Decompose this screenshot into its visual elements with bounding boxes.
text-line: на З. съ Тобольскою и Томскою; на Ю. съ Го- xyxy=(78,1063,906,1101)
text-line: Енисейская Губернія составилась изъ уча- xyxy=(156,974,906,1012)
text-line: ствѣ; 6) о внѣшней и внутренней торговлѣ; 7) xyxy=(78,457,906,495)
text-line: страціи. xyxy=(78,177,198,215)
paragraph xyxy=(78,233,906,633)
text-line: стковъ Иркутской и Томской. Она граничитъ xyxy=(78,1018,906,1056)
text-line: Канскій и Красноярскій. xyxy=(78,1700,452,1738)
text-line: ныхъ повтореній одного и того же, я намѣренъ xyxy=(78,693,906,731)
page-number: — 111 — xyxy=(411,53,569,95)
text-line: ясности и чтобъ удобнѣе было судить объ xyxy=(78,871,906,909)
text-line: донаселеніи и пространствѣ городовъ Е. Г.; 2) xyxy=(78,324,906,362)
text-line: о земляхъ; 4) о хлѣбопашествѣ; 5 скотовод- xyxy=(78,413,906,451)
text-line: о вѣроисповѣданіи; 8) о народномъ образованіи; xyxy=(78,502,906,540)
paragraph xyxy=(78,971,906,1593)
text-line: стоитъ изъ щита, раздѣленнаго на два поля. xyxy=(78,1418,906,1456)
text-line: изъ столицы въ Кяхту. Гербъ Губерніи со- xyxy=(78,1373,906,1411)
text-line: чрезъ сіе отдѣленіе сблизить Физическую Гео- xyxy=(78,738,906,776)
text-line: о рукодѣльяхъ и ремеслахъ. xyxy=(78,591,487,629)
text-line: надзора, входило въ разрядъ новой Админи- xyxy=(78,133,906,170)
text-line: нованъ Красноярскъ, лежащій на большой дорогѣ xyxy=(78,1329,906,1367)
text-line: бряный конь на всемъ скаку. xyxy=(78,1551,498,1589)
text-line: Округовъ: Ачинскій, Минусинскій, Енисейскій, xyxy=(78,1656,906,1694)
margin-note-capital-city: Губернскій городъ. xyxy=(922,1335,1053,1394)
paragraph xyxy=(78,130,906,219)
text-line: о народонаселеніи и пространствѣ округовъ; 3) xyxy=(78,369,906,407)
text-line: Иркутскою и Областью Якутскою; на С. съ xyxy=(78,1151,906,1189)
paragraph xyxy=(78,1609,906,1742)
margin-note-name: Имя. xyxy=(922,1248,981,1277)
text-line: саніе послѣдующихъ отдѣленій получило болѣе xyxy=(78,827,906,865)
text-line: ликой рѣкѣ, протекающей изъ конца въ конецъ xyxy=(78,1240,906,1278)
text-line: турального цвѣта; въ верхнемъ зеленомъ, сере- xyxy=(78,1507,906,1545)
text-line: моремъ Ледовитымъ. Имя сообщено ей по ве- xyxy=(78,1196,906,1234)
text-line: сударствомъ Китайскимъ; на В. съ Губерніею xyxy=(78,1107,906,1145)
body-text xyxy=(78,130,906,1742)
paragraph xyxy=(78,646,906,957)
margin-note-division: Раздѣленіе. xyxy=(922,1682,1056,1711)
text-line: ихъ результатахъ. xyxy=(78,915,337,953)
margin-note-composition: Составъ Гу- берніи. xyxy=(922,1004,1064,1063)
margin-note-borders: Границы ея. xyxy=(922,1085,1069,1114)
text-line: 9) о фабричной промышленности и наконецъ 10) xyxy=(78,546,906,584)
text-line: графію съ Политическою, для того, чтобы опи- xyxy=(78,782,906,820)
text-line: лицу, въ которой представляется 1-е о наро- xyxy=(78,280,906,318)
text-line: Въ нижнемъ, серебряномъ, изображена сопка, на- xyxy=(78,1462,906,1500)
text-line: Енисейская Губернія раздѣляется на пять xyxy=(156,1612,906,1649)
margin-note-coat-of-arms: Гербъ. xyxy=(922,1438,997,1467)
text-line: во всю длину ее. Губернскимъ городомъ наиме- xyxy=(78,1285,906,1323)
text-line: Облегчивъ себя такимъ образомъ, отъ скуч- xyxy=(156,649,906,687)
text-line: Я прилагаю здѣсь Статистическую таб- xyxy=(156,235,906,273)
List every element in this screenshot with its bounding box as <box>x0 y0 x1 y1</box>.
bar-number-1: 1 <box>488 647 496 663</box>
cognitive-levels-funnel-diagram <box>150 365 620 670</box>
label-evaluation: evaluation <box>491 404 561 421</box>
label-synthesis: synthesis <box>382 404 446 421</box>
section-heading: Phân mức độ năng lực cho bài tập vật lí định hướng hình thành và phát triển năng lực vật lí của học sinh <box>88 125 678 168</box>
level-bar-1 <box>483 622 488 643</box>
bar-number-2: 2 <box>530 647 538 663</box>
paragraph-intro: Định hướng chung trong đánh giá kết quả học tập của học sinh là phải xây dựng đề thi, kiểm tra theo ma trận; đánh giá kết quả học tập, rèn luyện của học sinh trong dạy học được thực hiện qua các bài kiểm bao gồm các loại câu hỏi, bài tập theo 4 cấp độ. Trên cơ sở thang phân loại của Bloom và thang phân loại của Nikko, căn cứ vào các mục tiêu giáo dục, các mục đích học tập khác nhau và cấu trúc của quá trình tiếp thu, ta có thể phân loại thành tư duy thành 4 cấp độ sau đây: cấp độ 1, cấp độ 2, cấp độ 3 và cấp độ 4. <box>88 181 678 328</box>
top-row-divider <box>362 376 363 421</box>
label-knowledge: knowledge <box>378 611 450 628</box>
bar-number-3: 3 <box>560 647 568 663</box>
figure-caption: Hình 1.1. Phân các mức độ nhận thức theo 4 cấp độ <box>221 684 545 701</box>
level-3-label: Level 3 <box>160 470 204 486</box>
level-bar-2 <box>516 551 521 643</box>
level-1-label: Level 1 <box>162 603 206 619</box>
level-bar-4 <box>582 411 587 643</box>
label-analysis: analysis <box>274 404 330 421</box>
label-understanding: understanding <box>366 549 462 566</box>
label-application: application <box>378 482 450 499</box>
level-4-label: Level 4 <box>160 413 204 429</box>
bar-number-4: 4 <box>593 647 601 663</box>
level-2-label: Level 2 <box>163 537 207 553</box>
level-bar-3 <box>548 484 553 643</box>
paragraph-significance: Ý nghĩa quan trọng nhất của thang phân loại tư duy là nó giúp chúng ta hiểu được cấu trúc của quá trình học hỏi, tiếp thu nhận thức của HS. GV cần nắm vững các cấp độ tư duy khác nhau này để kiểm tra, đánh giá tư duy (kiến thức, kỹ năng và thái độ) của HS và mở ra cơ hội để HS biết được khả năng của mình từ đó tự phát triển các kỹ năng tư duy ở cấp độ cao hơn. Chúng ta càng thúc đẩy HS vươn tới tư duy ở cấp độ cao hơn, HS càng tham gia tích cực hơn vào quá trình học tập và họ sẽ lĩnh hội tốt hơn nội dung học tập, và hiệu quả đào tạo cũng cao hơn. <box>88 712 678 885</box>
┄┄┄┄┄┄
> PROBLEM TO SOLVE
Return every line of the listing that contains the string "пространствѣ", matching case exactly.

> IN RESPONSE
text-line: донаселеніи и пространствѣ городовъ Е. Г.; 2) xyxy=(78,324,906,362)
text-line: о народонаселеніи и пространствѣ округовъ; 3) xyxy=(78,369,906,407)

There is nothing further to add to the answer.